- **OBJECTIVE**:
Write out, word for word, the rows below from the one containing "List 15 of the" through the one containing "x-axis-title: 29. What", leaving out the picture.

======== RECORDS FOR PROCESSING ========

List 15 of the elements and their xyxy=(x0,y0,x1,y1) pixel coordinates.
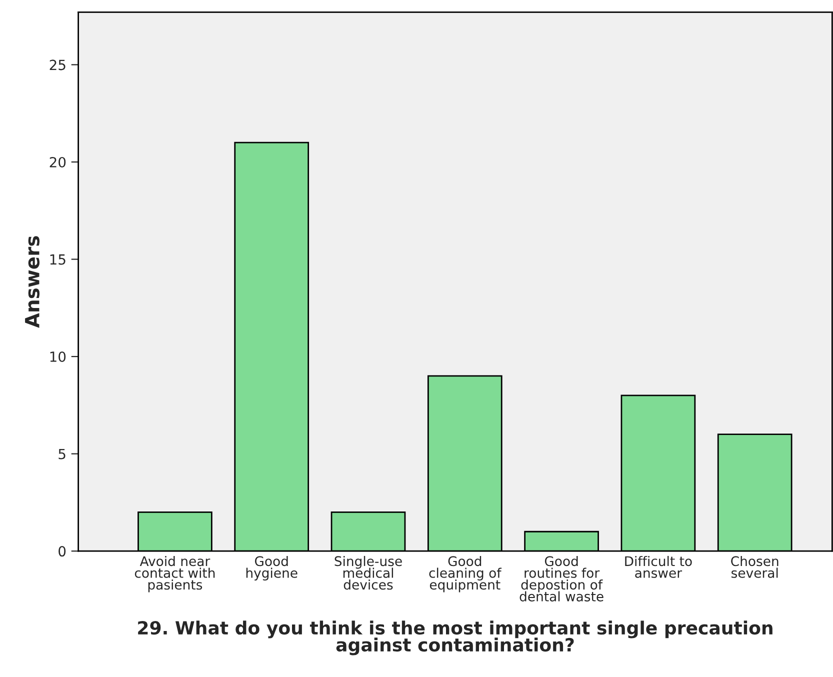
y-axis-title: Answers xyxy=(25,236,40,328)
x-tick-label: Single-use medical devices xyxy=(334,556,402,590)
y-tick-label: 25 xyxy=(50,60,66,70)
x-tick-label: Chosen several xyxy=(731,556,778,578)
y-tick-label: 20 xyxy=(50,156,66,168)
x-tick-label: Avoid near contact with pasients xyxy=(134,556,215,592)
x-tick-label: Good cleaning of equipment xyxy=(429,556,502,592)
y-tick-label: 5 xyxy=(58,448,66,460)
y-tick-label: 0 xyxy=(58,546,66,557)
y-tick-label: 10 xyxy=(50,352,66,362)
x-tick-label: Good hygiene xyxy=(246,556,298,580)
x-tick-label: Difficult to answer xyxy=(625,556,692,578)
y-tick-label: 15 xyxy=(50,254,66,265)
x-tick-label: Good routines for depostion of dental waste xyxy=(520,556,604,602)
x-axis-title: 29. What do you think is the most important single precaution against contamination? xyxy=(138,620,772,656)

========
======== RECORDS FOR PROCESSING ========

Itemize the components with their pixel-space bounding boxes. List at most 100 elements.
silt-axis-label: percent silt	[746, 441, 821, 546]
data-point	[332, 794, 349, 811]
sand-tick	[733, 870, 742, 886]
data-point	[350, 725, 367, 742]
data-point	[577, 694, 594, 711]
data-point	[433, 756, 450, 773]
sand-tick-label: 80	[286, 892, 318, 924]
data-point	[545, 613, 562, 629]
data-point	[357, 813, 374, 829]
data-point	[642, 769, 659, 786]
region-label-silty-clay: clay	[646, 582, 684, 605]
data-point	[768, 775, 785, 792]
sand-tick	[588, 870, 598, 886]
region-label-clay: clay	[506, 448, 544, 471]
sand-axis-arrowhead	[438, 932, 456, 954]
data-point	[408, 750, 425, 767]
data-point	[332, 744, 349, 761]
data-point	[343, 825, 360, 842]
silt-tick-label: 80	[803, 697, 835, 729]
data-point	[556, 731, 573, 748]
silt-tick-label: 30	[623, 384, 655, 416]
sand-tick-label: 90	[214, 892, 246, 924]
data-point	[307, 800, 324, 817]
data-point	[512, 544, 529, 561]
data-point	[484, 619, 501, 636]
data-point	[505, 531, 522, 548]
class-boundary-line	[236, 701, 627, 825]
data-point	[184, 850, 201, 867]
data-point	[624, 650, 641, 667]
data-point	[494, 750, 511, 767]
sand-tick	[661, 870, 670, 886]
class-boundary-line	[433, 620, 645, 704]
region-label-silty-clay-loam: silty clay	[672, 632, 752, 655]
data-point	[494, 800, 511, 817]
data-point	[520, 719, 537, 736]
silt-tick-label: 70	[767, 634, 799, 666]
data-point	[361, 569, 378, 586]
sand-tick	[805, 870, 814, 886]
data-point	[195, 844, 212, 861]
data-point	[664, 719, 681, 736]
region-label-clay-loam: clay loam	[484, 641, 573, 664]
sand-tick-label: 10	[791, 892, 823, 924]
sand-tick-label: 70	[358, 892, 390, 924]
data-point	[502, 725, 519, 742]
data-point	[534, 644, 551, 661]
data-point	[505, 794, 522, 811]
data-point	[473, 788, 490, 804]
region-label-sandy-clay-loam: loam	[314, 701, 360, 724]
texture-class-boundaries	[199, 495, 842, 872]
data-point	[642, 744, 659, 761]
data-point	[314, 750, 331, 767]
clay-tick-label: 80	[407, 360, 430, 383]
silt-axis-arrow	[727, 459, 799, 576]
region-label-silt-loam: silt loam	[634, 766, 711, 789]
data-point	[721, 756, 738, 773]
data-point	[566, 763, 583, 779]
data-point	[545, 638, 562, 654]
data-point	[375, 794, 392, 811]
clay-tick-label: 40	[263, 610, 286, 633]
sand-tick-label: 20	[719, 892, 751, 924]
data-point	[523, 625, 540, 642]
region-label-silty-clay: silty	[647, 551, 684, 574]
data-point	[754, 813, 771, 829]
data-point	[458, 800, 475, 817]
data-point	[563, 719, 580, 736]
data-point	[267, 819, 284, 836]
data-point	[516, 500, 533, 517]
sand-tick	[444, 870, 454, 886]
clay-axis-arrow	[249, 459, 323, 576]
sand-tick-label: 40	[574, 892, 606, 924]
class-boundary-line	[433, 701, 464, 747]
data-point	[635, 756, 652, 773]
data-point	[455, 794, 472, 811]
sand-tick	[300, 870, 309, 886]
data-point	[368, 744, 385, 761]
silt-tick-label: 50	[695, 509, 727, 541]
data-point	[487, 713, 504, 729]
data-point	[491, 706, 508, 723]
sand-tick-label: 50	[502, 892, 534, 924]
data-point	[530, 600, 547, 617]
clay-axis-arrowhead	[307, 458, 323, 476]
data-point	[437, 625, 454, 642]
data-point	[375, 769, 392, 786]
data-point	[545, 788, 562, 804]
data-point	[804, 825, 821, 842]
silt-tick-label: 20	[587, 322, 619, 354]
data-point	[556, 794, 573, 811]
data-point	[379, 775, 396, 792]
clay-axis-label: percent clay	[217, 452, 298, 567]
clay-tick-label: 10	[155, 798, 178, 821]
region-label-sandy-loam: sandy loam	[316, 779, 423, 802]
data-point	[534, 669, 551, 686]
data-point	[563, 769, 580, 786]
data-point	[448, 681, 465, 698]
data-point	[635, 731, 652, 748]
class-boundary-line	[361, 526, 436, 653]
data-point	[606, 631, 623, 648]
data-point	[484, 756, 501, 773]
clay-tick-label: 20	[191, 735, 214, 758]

========

- **CORRECT RESULT**:
List 15 of the elements and their xyxy=(x0,y0,x1,y1) pixel coordinates.
y-axis-title: Answers xyxy=(25,236,40,328)
x-tick-label: Single-use medical devices xyxy=(334,556,402,590)
y-tick-label: 25 xyxy=(50,60,66,70)
x-tick-label: Chosen several xyxy=(731,556,778,578)
y-tick-label: 20 xyxy=(50,156,66,168)
x-tick-label: Avoid near contact with pasients xyxy=(134,556,215,592)
x-tick-label: Good cleaning of equipment xyxy=(429,556,502,592)
y-tick-label: 5 xyxy=(58,448,66,460)
y-tick-label: 0 xyxy=(58,546,66,557)
y-tick-label: 10 xyxy=(50,352,66,362)
x-tick-label: Good hygiene xyxy=(246,556,298,580)
x-tick-label: Difficult to answer xyxy=(625,556,692,578)
y-tick-label: 15 xyxy=(50,254,66,265)
x-tick-label: Good routines for depostion of dental waste xyxy=(520,556,604,602)
x-axis-title: 29. What do you think is the most important single precaution against contamination? xyxy=(138,620,772,656)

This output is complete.